=== Material to process ===

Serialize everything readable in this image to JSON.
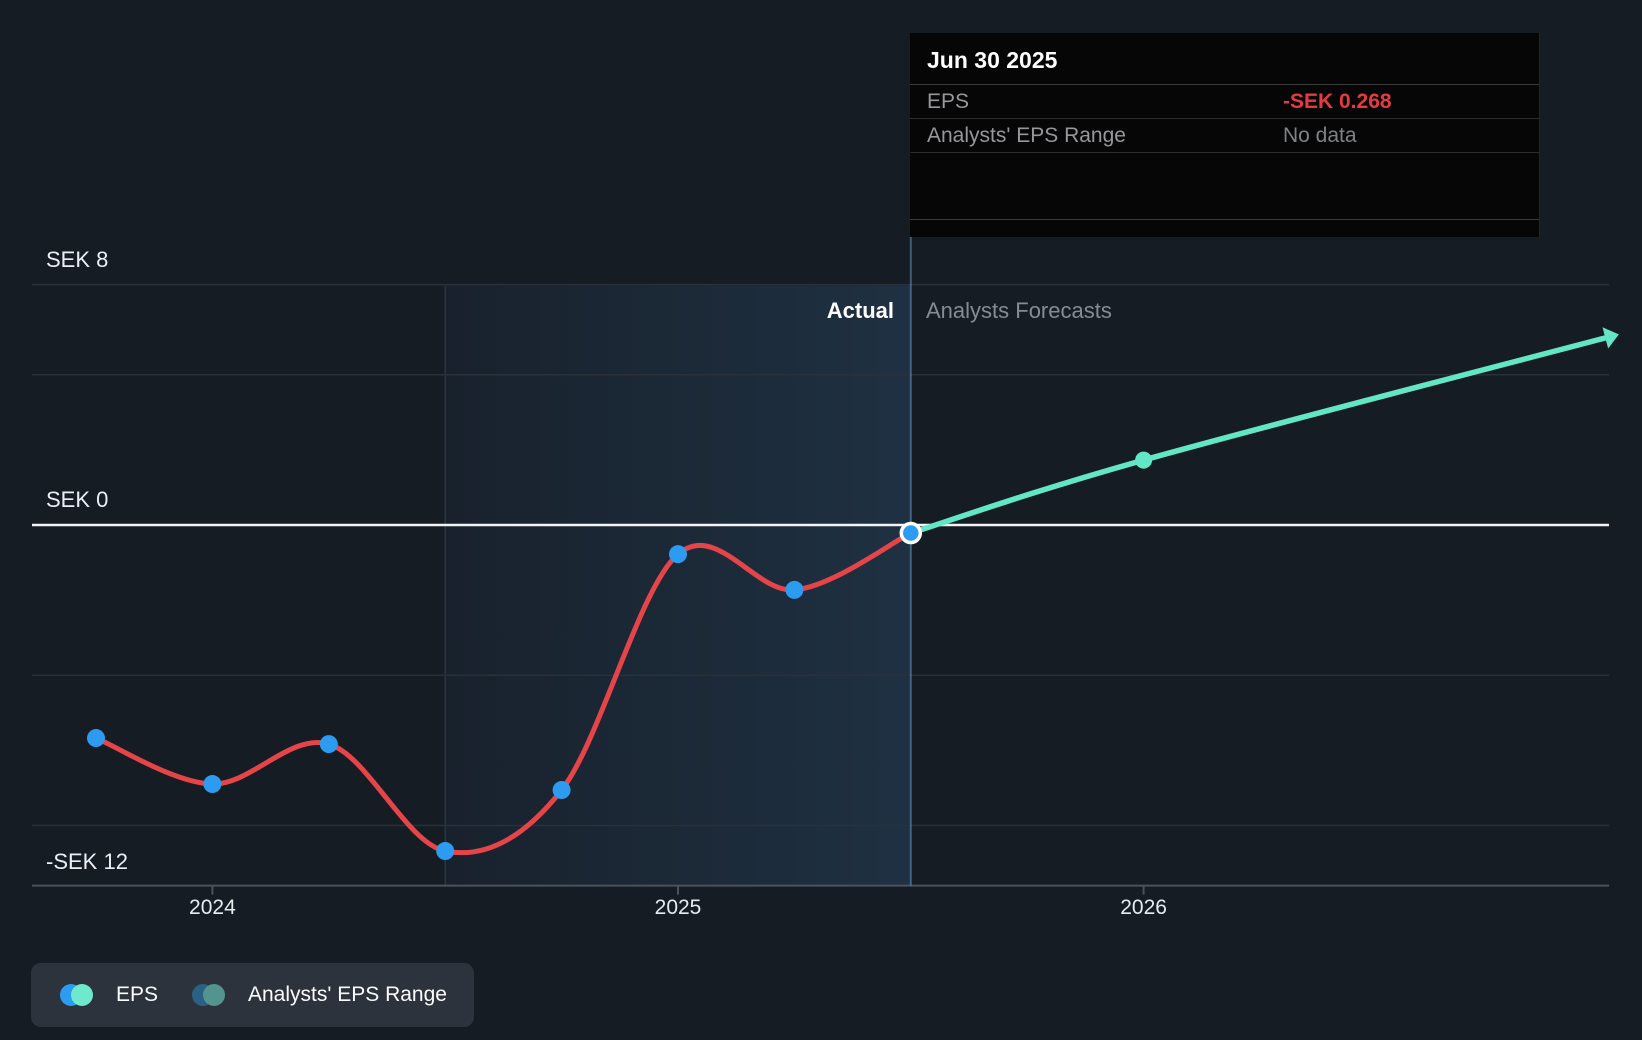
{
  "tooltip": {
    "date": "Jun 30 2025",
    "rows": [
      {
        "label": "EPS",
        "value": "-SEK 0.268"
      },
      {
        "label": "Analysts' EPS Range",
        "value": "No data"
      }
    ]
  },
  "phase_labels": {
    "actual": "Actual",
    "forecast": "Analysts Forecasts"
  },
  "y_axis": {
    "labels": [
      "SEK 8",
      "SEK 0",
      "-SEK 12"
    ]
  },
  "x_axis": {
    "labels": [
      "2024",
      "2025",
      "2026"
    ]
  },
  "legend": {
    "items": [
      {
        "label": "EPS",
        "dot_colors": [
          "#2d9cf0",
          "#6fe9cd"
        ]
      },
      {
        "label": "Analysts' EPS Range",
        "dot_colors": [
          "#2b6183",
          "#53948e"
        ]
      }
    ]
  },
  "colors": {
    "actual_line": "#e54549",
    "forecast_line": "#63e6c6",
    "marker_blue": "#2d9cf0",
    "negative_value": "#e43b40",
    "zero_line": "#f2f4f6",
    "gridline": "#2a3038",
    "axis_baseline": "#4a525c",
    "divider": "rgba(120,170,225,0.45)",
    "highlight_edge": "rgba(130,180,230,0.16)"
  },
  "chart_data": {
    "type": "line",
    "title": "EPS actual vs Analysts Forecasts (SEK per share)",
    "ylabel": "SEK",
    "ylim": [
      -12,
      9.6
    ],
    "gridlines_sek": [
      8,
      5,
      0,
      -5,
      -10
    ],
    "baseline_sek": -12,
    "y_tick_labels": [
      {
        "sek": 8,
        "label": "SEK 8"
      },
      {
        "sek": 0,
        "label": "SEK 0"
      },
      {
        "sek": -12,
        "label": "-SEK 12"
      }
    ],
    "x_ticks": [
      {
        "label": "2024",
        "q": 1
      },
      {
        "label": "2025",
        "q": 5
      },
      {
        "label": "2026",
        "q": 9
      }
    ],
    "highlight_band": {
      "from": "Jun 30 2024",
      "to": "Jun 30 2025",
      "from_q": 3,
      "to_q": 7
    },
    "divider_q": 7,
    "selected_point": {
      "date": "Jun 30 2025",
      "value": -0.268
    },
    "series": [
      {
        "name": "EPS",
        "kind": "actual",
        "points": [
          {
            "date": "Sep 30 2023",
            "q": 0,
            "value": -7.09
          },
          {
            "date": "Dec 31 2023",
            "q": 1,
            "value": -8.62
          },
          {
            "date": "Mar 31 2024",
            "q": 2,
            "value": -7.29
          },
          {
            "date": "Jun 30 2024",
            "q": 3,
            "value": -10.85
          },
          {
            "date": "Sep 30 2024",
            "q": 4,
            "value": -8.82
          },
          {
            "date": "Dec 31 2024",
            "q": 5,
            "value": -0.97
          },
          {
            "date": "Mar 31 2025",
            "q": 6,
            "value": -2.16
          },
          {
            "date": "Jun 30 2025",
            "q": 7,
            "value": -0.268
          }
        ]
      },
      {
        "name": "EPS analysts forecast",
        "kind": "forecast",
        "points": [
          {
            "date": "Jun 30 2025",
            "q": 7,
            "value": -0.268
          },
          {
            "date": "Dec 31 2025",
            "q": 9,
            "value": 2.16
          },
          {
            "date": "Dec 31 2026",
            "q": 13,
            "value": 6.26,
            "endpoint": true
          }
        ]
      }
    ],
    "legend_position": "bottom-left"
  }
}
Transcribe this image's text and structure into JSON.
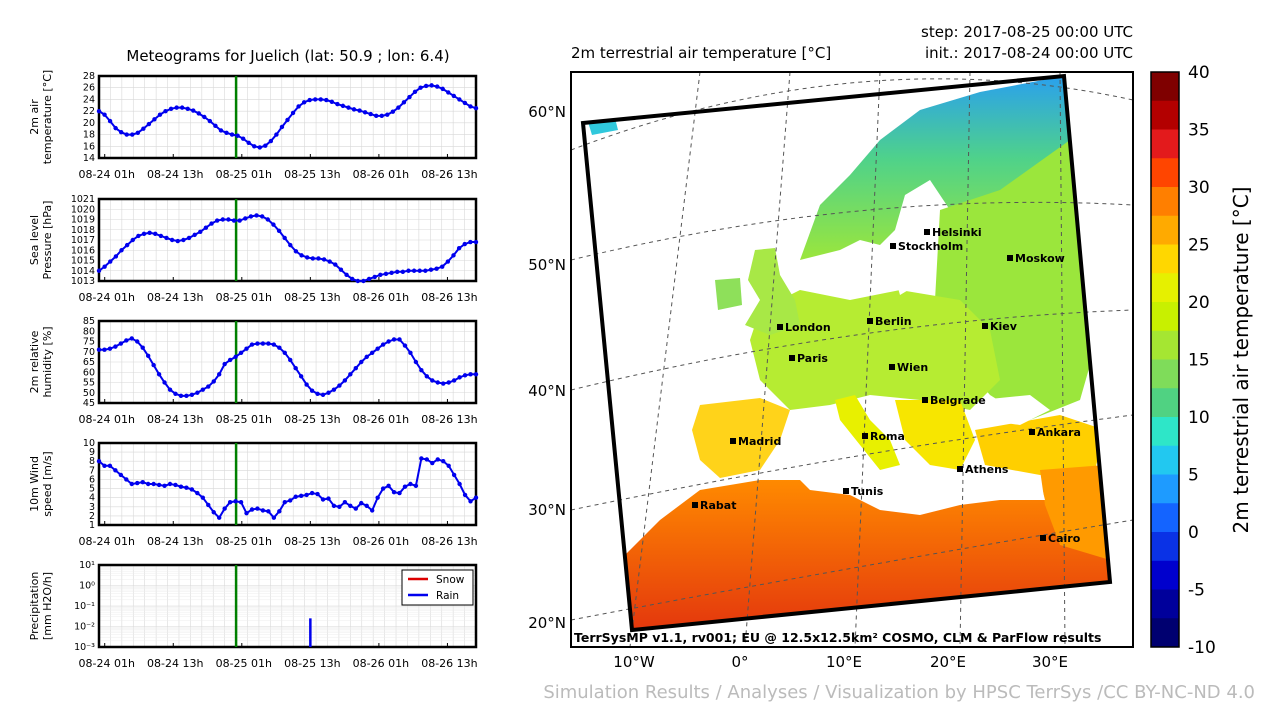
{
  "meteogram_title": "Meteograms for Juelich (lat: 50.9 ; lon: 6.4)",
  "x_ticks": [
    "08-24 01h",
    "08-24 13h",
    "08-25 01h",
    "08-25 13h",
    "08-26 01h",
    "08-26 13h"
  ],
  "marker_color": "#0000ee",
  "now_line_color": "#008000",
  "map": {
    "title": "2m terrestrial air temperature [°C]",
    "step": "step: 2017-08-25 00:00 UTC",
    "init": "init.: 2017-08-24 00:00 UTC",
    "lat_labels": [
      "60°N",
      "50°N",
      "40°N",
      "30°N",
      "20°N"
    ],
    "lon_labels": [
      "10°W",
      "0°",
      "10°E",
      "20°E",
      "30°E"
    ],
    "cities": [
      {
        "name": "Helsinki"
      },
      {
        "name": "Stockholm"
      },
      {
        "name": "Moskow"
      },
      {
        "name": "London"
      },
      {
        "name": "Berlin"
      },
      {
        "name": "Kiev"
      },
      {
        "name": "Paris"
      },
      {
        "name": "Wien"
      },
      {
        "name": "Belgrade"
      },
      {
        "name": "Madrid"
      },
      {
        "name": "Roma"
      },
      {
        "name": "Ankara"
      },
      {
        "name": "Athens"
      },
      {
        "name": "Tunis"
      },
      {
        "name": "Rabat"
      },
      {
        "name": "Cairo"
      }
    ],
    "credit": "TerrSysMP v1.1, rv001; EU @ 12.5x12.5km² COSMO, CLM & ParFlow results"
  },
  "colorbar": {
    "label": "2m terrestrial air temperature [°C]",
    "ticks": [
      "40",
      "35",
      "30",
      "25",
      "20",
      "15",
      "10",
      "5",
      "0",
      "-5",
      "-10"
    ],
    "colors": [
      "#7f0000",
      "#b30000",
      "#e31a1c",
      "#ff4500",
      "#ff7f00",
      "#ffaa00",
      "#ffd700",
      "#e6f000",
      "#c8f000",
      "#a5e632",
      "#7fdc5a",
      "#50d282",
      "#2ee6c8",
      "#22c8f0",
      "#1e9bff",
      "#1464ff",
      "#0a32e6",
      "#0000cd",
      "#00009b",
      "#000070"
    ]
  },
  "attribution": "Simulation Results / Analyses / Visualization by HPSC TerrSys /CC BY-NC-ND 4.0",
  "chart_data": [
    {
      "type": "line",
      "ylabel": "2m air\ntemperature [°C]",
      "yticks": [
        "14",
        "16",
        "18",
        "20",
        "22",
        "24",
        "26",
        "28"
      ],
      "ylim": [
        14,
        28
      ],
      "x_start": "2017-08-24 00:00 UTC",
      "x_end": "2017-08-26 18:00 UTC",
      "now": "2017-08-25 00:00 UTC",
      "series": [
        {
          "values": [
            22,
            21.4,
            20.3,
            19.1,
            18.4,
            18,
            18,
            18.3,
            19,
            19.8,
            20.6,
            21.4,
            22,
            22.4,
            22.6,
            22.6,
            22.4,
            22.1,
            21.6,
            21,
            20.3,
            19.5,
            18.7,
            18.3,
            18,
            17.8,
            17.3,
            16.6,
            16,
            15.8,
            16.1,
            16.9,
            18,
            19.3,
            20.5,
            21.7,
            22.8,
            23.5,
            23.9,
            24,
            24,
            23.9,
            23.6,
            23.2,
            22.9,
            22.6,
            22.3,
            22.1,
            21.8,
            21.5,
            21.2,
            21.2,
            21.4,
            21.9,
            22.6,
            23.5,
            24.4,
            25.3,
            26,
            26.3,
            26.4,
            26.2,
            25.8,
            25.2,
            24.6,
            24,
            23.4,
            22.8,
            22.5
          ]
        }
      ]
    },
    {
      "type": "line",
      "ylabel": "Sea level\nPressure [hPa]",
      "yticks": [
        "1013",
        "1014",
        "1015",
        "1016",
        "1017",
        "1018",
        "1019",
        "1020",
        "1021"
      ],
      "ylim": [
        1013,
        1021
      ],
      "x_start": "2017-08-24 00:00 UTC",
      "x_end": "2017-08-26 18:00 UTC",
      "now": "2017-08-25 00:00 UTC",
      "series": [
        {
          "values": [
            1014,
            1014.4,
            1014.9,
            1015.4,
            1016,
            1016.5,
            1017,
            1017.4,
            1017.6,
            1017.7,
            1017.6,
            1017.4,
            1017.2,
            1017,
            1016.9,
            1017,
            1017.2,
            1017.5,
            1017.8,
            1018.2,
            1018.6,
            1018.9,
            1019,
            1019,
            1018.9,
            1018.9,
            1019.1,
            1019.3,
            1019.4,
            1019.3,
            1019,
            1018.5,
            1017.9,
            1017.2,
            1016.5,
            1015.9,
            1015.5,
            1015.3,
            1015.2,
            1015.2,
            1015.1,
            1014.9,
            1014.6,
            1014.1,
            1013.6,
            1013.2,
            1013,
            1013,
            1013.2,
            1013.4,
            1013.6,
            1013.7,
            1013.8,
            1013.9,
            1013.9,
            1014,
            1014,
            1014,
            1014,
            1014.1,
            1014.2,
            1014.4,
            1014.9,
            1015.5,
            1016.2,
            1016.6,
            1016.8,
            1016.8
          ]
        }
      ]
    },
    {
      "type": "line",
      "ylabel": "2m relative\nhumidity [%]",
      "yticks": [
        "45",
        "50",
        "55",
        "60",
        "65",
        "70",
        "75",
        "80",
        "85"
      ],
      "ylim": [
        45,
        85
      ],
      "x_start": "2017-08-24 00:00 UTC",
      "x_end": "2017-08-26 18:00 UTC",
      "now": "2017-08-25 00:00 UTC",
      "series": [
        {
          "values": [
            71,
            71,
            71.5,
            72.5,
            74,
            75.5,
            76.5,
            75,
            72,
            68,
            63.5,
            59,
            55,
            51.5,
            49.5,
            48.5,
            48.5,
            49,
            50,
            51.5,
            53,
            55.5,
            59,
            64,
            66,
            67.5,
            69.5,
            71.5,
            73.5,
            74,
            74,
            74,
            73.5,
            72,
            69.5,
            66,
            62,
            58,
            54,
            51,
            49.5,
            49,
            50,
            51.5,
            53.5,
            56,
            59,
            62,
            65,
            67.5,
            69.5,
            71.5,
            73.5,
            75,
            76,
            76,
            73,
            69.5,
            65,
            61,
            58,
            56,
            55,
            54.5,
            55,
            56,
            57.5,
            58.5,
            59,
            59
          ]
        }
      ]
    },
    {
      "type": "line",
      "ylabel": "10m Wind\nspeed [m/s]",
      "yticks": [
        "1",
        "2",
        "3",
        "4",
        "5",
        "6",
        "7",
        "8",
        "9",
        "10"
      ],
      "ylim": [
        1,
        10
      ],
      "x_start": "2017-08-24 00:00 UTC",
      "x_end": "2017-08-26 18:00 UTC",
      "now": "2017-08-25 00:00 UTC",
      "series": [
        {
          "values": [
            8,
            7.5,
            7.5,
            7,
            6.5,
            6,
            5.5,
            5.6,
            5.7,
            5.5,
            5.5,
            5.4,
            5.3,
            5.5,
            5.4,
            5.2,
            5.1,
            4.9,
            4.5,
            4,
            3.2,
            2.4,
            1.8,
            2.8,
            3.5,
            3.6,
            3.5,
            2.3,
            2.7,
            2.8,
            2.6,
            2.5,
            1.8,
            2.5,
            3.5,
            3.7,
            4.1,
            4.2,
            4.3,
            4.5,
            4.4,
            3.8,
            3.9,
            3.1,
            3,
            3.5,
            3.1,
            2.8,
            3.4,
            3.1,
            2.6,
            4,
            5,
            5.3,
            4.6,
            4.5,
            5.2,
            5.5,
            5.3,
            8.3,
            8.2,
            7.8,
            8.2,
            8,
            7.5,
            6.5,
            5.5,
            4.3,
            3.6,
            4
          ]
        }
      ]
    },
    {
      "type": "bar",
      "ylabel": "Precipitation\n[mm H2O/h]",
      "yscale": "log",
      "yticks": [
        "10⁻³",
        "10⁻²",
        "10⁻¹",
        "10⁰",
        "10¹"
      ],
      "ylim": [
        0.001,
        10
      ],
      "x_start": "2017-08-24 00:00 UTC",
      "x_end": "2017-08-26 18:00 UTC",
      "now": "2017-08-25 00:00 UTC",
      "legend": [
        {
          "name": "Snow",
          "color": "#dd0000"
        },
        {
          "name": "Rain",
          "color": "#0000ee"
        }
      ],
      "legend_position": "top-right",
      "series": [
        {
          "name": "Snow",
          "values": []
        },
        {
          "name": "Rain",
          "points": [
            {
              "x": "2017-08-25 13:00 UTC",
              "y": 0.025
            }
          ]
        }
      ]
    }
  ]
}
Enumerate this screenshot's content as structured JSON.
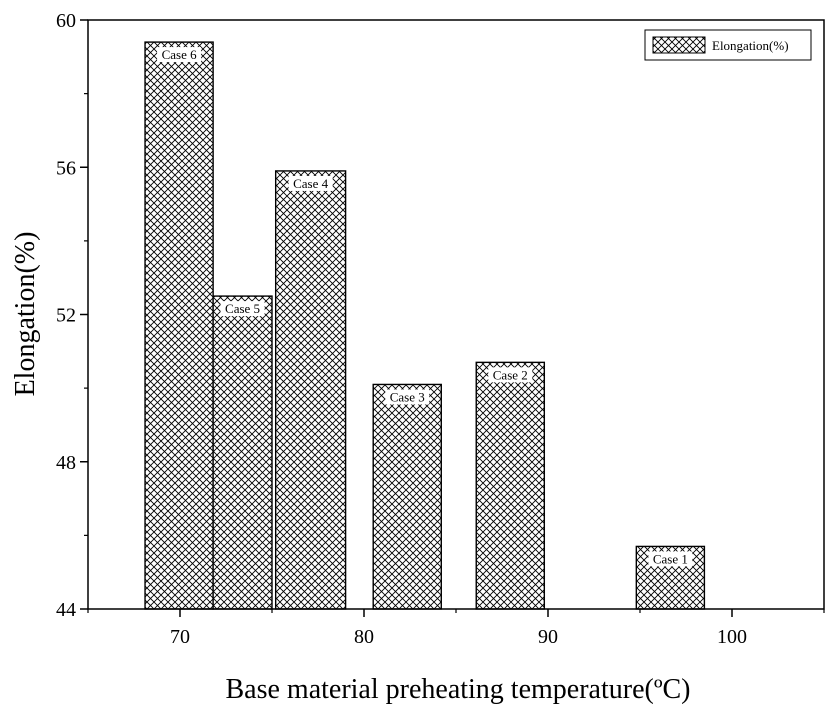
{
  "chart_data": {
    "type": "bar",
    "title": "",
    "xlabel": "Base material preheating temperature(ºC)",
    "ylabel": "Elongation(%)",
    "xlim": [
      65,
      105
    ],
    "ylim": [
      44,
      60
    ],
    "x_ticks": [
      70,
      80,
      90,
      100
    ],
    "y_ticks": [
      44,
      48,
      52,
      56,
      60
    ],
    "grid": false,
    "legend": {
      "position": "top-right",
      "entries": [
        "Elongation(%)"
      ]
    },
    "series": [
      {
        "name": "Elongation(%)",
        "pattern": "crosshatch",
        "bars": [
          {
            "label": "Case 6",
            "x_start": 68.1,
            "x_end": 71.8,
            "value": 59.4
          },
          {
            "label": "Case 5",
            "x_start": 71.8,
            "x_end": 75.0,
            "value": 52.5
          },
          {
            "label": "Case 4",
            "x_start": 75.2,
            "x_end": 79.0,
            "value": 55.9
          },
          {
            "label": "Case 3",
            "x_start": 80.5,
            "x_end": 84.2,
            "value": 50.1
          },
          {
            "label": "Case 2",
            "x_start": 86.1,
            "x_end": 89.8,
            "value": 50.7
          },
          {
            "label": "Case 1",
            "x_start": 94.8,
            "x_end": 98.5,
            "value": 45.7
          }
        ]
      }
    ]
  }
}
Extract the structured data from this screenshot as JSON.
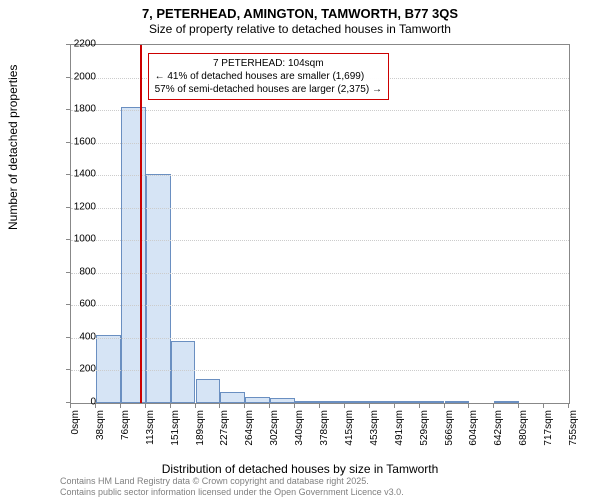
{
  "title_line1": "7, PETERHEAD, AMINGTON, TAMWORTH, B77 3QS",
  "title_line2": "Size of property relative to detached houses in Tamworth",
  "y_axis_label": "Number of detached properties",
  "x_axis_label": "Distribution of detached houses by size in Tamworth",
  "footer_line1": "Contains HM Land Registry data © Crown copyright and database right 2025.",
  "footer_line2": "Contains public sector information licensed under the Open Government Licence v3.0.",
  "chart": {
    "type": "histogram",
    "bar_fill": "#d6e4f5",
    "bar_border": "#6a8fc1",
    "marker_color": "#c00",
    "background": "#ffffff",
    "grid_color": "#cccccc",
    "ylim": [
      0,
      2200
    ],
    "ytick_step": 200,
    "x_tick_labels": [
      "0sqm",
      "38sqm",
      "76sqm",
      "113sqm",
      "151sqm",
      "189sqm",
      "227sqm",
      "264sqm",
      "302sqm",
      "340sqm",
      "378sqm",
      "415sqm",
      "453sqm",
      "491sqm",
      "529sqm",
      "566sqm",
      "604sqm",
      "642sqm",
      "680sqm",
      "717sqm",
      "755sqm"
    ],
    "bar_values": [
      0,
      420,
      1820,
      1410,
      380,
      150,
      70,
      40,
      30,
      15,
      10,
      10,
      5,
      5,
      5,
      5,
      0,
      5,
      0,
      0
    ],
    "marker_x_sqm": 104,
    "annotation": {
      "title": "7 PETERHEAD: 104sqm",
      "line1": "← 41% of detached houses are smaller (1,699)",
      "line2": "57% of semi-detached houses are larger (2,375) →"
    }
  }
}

===

- [Problem details]
Copy out every line in the entries above that holds "detached".

- [Correct response]
  "title_line2": "Size of property relative to detached houses in Tamworth",
  "y_axis_label": "Number of detached properties",
  "x_axis_label": "Distribution of detached houses by size in Tamworth",
      "line1": "← 41% of detached houses are smaller (1,699)",
      "line2": "57% of semi-detached houses are larger (2,375) →"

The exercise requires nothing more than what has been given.